| SELECTION |
★ ★ ★ ★ ★
# Muddy restraint



## deadly (Mar 17, 2006)

I recently ordered the new fall restraint/harness from a compnay called Muddy. I saw one at the show and they were the best I have seen. I will put it on under my camo. They are real light weight and comfortable. I will report back once I get to try it out in my practice tree stand. 

They also make some nice looking tree stands. A mixture of Lone wolf and Gorilla. Check them out.


----------



## WVDave (Jun 30, 2007)

I bought one last fall (the season, not the incident!). I liked it a lot. Very light, comfy and quick.


----------



## 1canvas (Mar 29, 2009)

i looked at one on line and the leg straps looked really narrow. i don't know if it was the picture or thats the way they are. if the leg straps are that narrow i think that would be a problem. they looked an inch, maybe an inch and a half.


----------



## deadly (Mar 17, 2006)
★ ★ ★ ★ ★
| EXTRACTED DATA |
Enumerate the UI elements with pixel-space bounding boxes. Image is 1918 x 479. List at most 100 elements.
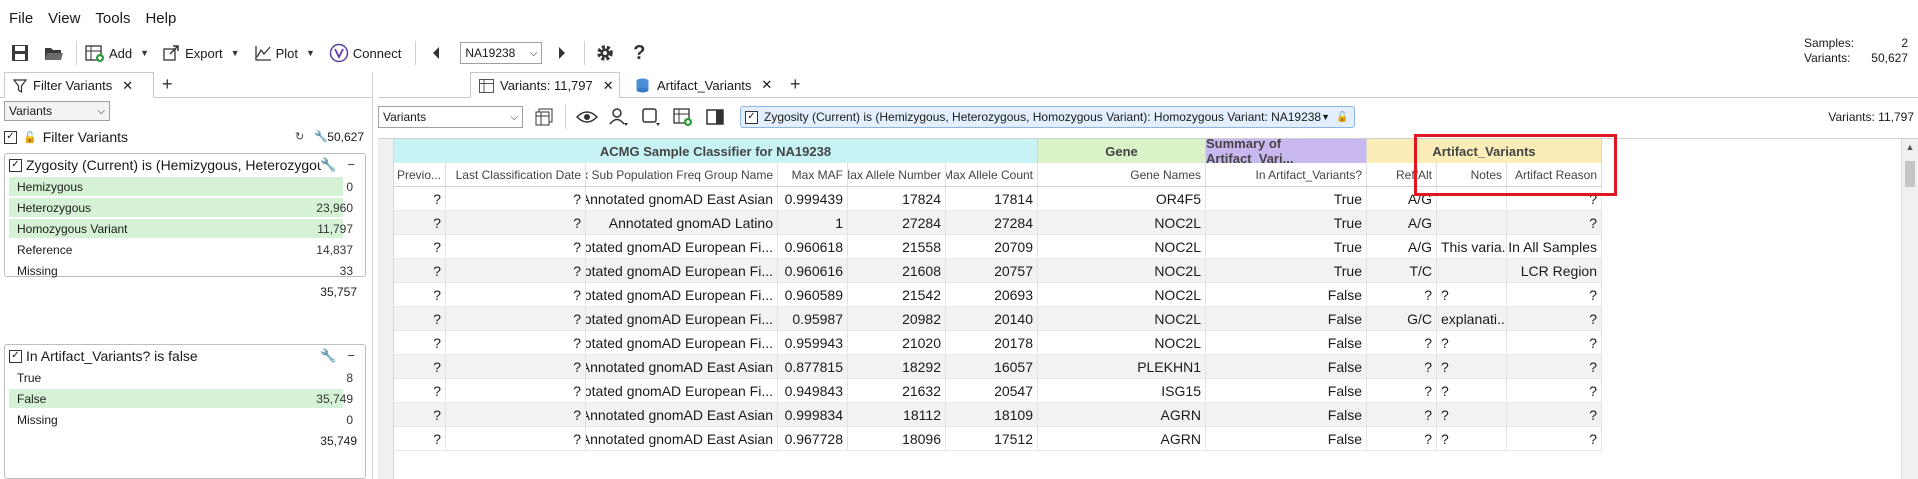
close-icon[interactable]: ✕ — [761, 77, 772, 93]
table-cell[interactable]: 0.999834 — [778, 403, 848, 427]
table-cell[interactable]: 20140 — [946, 307, 1038, 331]
table-cell[interactable]: ISG15 — [1038, 379, 1206, 403]
side-panel-icon[interactable] — [704, 106, 726, 128]
table-cell[interactable]: Annotated gnomAD East Asian — [586, 187, 778, 211]
table-cell[interactable]: ? — [1507, 283, 1602, 307]
table-cell[interactable]: 16057 — [946, 355, 1038, 379]
column-group-header[interactable]: Summary of Artifact_Vari... — [1206, 139, 1367, 166]
table-source-select[interactable]: Variants ⌵ — [378, 106, 523, 128]
filter-option[interactable]: Homozygous Variant 11,797 — [9, 218, 361, 239]
wrench-icon[interactable]: 🔧 — [320, 348, 336, 363]
person-icon[interactable] — [608, 106, 630, 128]
table-cell[interactable]: 0.877815 — [778, 355, 848, 379]
table-cell[interactable]: ? — [1507, 331, 1602, 355]
add-button[interactable]: Add ▼ — [85, 44, 149, 62]
table-cell[interactable]: 17824 — [848, 187, 946, 211]
column-header[interactable]: Max Sub Population Freq Group Name — [586, 163, 778, 187]
table-cell[interactable]: ? — [446, 427, 586, 451]
table-row[interactable]: ?? Annotated gnomAD Latino 1 27284 27284 NOC2… — [394, 211, 1602, 235]
table-cell[interactable]: False — [1206, 427, 1367, 451]
plot-button[interactable]: Plot ▼ — [254, 44, 315, 62]
unlock-icon[interactable]: 🔓 — [1336, 112, 1348, 123]
table-cell[interactable]: Annotated gnomAD Latino — [586, 211, 778, 235]
table-cell[interactable]: This varia... — [1437, 235, 1507, 259]
vertical-scrollbar[interactable]: ▲ — [1901, 139, 1918, 479]
next-sample-icon[interactable] — [550, 41, 574, 65]
table-cell[interactable]: Annotated gnomAD European Fi... — [586, 235, 778, 259]
table-row[interactable]: ??Annotated gnomAD European Fi...0.96061… — [394, 235, 1602, 259]
table-cell[interactable]: 21608 — [848, 259, 946, 283]
table-cell[interactable]: AGRN — [1038, 403, 1206, 427]
table-cell[interactable]: NOC2L — [1038, 307, 1206, 331]
table-cell[interactable]: ? — [446, 403, 586, 427]
table-cell[interactable]: False — [1206, 331, 1367, 355]
table-cell[interactable]: ? — [1507, 403, 1602, 427]
table-cell[interactable]: ? — [446, 187, 586, 211]
table-cell[interactable]: ? — [394, 211, 446, 235]
sample-select[interactable]: NA19238 ⌵ — [460, 42, 543, 64]
filter-card-checkbox[interactable]: ✓ — [9, 349, 22, 363]
active-filter-chip[interactable]: ✓ Zygosity (Current) is (Hemizygous, Het… — [740, 106, 1356, 128]
table-cell[interactable]: ? — [394, 331, 446, 355]
table-cell[interactable]: PLEKHN1 — [1038, 355, 1206, 379]
table-cell[interactable]: True — [1206, 187, 1367, 211]
table-cell[interactable] — [1437, 211, 1507, 235]
column-chooser-icon[interactable] — [533, 106, 555, 128]
table-cell[interactable] — [1437, 259, 1507, 283]
table-cell[interactable]: NOC2L — [1038, 211, 1206, 235]
table-cell[interactable]: ? — [1507, 379, 1602, 403]
table-cell[interactable]: explanati... — [1437, 307, 1507, 331]
table-cell[interactable]: ? — [446, 259, 586, 283]
table-cell[interactable]: ? — [1507, 307, 1602, 331]
table-cell[interactable]: A/G — [1367, 211, 1437, 235]
table-cell[interactable]: False — [1206, 355, 1367, 379]
filter-option[interactable]: Missing 0 — [9, 409, 361, 430]
open-folder-icon[interactable] — [42, 41, 66, 65]
table-cell[interactable]: ? — [446, 283, 586, 307]
table-cell[interactable]: 21632 — [848, 379, 946, 403]
table-cell[interactable]: 20982 — [848, 307, 946, 331]
column-header[interactable]: Max MAF — [778, 163, 848, 187]
filter-card-checkbox[interactable]: ✓ — [9, 158, 22, 172]
table-cell[interactable]: ? — [446, 355, 586, 379]
table-row[interactable]: ?? Annotated gnomAD East Asian 0.967728 180… — [394, 427, 1602, 451]
table-cell[interactable]: NOC2L — [1038, 259, 1206, 283]
table-cell[interactable]: 17512 — [946, 427, 1038, 451]
reset-icon[interactable]: ↻ — [295, 130, 304, 143]
table-cell[interactable]: ? — [394, 355, 446, 379]
table-cell[interactable]: LCR Region — [1507, 259, 1602, 283]
table-row[interactable]: ?? Annotated gnomAD East Asian 0.999834 181… — [394, 403, 1602, 427]
table-cell[interactable]: ? — [446, 379, 586, 403]
table-cell[interactable]: True — [1206, 235, 1367, 259]
column-header[interactable]: Artifact Reason — [1507, 163, 1602, 187]
table-cell[interactable]: Annotated gnomAD European Fi... — [586, 259, 778, 283]
table-row[interactable]: ??Annotated gnomAD European Fi...0.96061… — [394, 259, 1602, 283]
filter-option[interactable]: Heterozygous 23,960 — [9, 197, 361, 218]
table-cell[interactable]: ? — [1437, 331, 1507, 355]
table-cell[interactable]: 18109 — [946, 403, 1038, 427]
filter-option[interactable]: Reference 14,837 — [9, 239, 361, 260]
wrench-icon[interactable]: 🔧 — [314, 130, 328, 143]
table-cell[interactable]: ? — [394, 283, 446, 307]
menu-view[interactable]: View — [45, 10, 92, 27]
table-cell[interactable]: G/C — [1367, 307, 1437, 331]
column-group-header[interactable]: ACMG Sample Classifier for NA19238 — [394, 139, 1038, 163]
table-cell[interactable]: ? — [394, 427, 446, 451]
table-cell[interactable]: In All Samples — [1507, 235, 1602, 259]
menu-tools[interactable]: Tools — [92, 10, 142, 27]
table-cell[interactable]: True — [1206, 211, 1367, 235]
filter-option[interactable]: False 35,749 — [9, 388, 361, 409]
table-cell[interactable]: 0.967728 — [778, 427, 848, 451]
table-cell[interactable]: NOC2L — [1038, 283, 1206, 307]
table-cell[interactable]: Annotated gnomAD East Asian — [586, 355, 778, 379]
table-cell[interactable]: ? — [1437, 379, 1507, 403]
table-cell[interactable]: 0.95987 — [778, 307, 848, 331]
table-cell[interactable]: 21542 — [848, 283, 946, 307]
table-cell[interactable]: 0.960616 — [778, 259, 848, 283]
scroll-up-icon[interactable]: ▲ — [1902, 139, 1918, 155]
table-cell[interactable]: 17814 — [946, 187, 1038, 211]
table-cell[interactable]: 21020 — [848, 331, 946, 355]
table-cell[interactable]: False — [1206, 307, 1367, 331]
table-cell[interactable]: 27284 — [946, 211, 1038, 235]
table-row[interactable]: ?? Annotated gnomAD East Asian 0.877815 182… — [394, 355, 1602, 379]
★ ★ ★ ★ ★
| DIRECTION |
Extend the forum thread about the Muddy restraint harness from its final point onward. The lines are not needed for this work.

| RESULT OF THE TASK |
I got mine in the mail today. It is the best fitting restraint on the market. It has a waste buckle and a chest buckle. The leg straps are padded and so is the back belt around the waste. 

It also has connectors for a set of binos, if you wear it on the outside. I will wear it under my camo. 

Definitely worth the investment.


----------



## pjwatson05 (Sep 18, 2008)

They are a version of the old Loggy Bayou

Muddy owns all of Loggy Bayou's patents

Thats why, the frame of their stands and leveling system looks very similar


----------



## cwoods (Dec 22, 2008)

Glad you posted, I was looking into buying a Muddy system before the fall. Thanks for the info.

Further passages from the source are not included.